Your objective: Answer with a number only: how many lines of the data contain "true"?

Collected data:
* BEGIN *

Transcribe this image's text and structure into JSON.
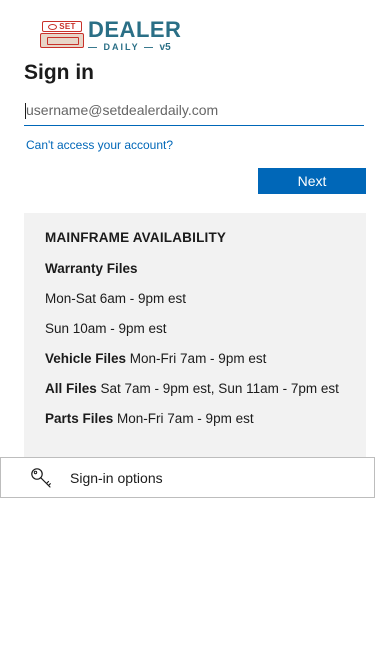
{
  "logo": {
    "badge_text": "SET",
    "brand_top": "DEALER",
    "brand_bottom": "DAILY",
    "version": "v5"
  },
  "page_title": "Sign in",
  "username": {
    "value": "",
    "placeholder": "username@setdealerdaily.com"
  },
  "cant_access_link": "Can't access your account?",
  "next_button": "Next",
  "availability": {
    "title": "MAINFRAME AVAILABILITY",
    "warranty_label": "Warranty Files",
    "warranty_weekday": "Mon-Sat 6am - 9pm est",
    "warranty_sunday": "Sun 10am - 9pm est",
    "vehicle_label": "Vehicle Files",
    "vehicle_hours": " Mon-Fri 7am - 9pm est",
    "all_label": "All Files",
    "all_hours": " Sat 7am - 9pm est, Sun 11am - 7pm est",
    "parts_label": "Parts Files",
    "parts_hours": " Mon-Fri 7am - 9pm est"
  },
  "signin_options": {
    "label": "Sign-in options",
    "icon": "key-icon"
  },
  "colors": {
    "accent": "#0067b8",
    "brand_teal": "#2a6f86",
    "brand_red": "#c8312a",
    "panel_bg": "#f2f2f2"
  }
}
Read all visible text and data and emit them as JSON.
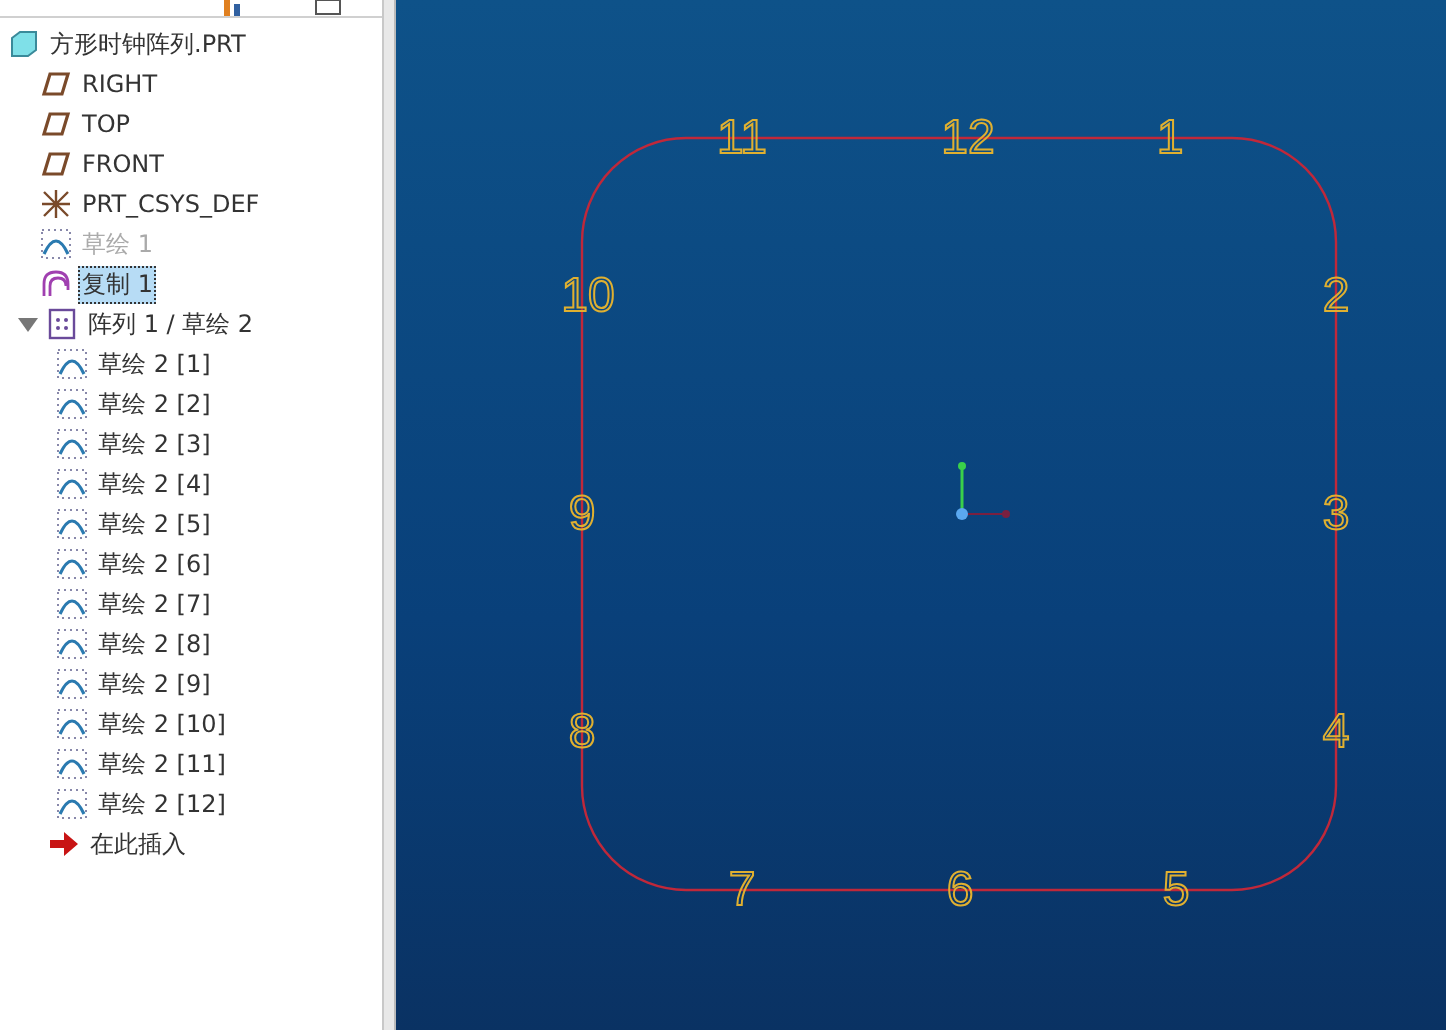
{
  "model_tree": {
    "root": {
      "label": "方形时钟阵列.PRT",
      "children": [
        {
          "kind": "plane",
          "label": "RIGHT",
          "selected": false,
          "disabled": false
        },
        {
          "kind": "plane",
          "label": "TOP",
          "selected": false,
          "disabled": false
        },
        {
          "kind": "plane",
          "label": "FRONT",
          "selected": false,
          "disabled": false
        },
        {
          "kind": "csys",
          "label": "PRT_CSYS_DEF",
          "selected": false,
          "disabled": false
        },
        {
          "kind": "sketch",
          "label": "草绘 1",
          "selected": false,
          "disabled": true
        },
        {
          "kind": "copy",
          "label": "复制 1",
          "selected": true,
          "disabled": false
        },
        {
          "kind": "pattern",
          "label": "阵列 1 / 草绘 2",
          "selected": false,
          "disabled": false,
          "expanded": true,
          "children": [
            {
              "kind": "sketch",
              "label": "草绘 2 [1]",
              "selected": false,
              "disabled": false
            },
            {
              "kind": "sketch",
              "label": "草绘 2 [2]",
              "selected": false,
              "disabled": false
            },
            {
              "kind": "sketch",
              "label": "草绘 2 [3]",
              "selected": false,
              "disabled": false
            },
            {
              "kind": "sketch",
              "label": "草绘 2 [4]",
              "selected": false,
              "disabled": false
            },
            {
              "kind": "sketch",
              "label": "草绘 2 [5]",
              "selected": false,
              "disabled": false
            },
            {
              "kind": "sketch",
              "label": "草绘 2 [6]",
              "selected": false,
              "disabled": false
            },
            {
              "kind": "sketch",
              "label": "草绘 2 [7]",
              "selected": false,
              "disabled": false
            },
            {
              "kind": "sketch",
              "label": "草绘 2 [8]",
              "selected": false,
              "disabled": false
            },
            {
              "kind": "sketch",
              "label": "草绘 2 [9]",
              "selected": false,
              "disabled": false
            },
            {
              "kind": "sketch",
              "label": "草绘 2 [10]",
              "selected": false,
              "disabled": false
            },
            {
              "kind": "sketch",
              "label": "草绘 2 [11]",
              "selected": false,
              "disabled": false
            },
            {
              "kind": "sketch",
              "label": "草绘 2 [12]",
              "selected": false,
              "disabled": false
            }
          ]
        },
        {
          "kind": "insert",
          "label": "在此插入",
          "selected": false,
          "disabled": false
        }
      ]
    }
  },
  "viewport": {
    "clock_numerals": [
      "11",
      "12",
      "1",
      "10",
      "2",
      "9",
      "3",
      "8",
      "4",
      "7",
      "6",
      "5"
    ]
  }
}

* END *

Final answer: 3